## Passage to read
There are times when I think, I’m no different than anyone else. We all have our struggles, our crosses to bear. No one else’s grass is greener. Yet I feel different, I prefer to sit in the dark, it’s where I’m most comfortable. I sulk in the shadows, it’s hard to bring me into the light, it holds no charms for me. There are things that make it easier to live in the light but they aren’t a long term solution just a band aid masking a larger problem.
Most people are blessed with the ability to always see the glass as half full. Every disaster has a silver lining. Then there’s the other group, the ones who always seem a little down. The people that feel like the under dog even when they are on top. Their glasses are always empty, even on the days when it seems to overflow. There’s no explanation for it, you can label it as depression. You can take a pill and it can level you out. It will make you more pleasant to be around but you won’t be you anymore. Some of your light is gone, you’re uniqueness is diminished.
This is the point where most people turn to self medication. A glass of wine here, a pill there becomes the prescription that helps you get through the day. It lightens your mood, it makes you agreeable to those around you. Inside you know it’s wrong, inside you know that this will only make matters worse. In the long term, this is not a solution only a band aid and band aids fall off.
The desire to be agreeable, to be able to make it through the day by any means necessary is sometimes a pill that is way too easy to swallow. It becomes that shot of whiskey in your morning coffee that takes the edge off a horrible day in the making. The pain killer that makes it easier to deal with yet another snow day, Then just like that, you’re hooked.
These are the things I think about when yet another star dies of a drug overdose. I read the comments from people who are in the “life is always sunny group” respond and ask what did he have to be depressed about? He’s a movie star, he should have no complaints. He’s extremely talented, hugely famous, life should be good. I’m sure on paper it was. For most people who suffer from depression, life is good on paper. I can all make a list of all the things I should be grateful for, all the reasons why I shouldn’t be depressed and yet, at times to some degree, I am.

## The data
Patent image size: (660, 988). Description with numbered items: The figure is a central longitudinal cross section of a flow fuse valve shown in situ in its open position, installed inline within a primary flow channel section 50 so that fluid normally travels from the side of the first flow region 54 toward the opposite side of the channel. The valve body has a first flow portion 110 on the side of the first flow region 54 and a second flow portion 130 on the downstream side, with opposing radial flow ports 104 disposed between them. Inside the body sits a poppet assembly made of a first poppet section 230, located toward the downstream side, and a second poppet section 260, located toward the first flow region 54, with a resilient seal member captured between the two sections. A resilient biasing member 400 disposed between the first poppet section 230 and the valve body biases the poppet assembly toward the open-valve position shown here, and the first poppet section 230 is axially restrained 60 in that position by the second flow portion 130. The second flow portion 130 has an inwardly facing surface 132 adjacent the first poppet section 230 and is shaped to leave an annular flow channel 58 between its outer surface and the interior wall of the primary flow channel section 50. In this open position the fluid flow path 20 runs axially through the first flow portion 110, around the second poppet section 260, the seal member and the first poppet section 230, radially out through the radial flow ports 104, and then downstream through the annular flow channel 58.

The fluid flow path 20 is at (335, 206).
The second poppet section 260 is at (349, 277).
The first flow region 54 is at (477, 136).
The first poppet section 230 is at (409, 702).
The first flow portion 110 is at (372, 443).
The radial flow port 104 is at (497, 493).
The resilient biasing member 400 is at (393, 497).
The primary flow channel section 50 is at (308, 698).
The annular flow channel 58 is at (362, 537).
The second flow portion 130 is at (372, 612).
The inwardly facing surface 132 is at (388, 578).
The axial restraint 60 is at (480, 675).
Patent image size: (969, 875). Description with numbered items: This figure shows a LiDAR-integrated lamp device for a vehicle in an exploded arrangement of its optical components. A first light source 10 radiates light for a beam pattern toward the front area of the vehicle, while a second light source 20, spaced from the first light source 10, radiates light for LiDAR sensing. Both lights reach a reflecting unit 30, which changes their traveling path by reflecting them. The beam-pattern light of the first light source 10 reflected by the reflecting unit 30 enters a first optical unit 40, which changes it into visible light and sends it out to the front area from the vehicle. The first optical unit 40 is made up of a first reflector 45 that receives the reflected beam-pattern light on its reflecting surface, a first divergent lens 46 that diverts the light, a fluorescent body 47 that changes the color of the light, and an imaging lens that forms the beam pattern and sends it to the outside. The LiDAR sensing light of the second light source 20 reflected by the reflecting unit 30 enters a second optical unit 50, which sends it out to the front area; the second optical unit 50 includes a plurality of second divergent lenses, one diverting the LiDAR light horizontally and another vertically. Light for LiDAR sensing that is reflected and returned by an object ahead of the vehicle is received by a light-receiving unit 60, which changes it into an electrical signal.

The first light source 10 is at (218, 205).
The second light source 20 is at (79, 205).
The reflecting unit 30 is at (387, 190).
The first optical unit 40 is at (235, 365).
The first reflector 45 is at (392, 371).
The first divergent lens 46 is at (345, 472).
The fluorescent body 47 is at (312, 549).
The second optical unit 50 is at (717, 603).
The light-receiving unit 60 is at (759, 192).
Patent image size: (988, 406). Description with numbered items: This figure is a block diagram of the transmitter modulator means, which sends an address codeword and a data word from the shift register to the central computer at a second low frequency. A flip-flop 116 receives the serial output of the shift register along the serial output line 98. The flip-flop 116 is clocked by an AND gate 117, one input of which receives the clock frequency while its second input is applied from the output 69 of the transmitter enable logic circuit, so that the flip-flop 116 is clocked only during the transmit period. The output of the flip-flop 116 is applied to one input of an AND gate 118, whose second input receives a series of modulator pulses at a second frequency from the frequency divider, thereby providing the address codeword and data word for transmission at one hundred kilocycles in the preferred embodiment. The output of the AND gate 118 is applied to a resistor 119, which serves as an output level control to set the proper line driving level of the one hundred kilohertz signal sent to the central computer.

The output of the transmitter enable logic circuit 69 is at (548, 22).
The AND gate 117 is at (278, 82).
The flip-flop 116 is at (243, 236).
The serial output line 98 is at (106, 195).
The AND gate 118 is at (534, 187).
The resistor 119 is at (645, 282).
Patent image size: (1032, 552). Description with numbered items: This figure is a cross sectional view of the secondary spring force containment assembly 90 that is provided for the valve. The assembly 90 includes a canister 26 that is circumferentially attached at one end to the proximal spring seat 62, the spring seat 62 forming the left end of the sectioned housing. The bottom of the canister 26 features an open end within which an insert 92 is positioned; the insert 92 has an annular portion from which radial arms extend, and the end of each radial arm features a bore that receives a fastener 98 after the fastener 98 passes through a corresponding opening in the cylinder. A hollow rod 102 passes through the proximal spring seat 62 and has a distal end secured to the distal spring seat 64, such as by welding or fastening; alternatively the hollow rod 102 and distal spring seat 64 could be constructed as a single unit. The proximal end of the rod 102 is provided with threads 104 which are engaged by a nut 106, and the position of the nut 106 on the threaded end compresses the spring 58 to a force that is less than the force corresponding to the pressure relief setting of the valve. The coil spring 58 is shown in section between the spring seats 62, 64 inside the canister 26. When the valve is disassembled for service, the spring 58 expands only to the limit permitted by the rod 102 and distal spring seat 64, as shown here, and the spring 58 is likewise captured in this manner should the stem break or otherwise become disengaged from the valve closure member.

## Exercise goal
In the essay on depression, what does a glass of wine here and a pill there become? The records come from a different source than the essay on depression.

## Output below
The prescription that helps you get through the day.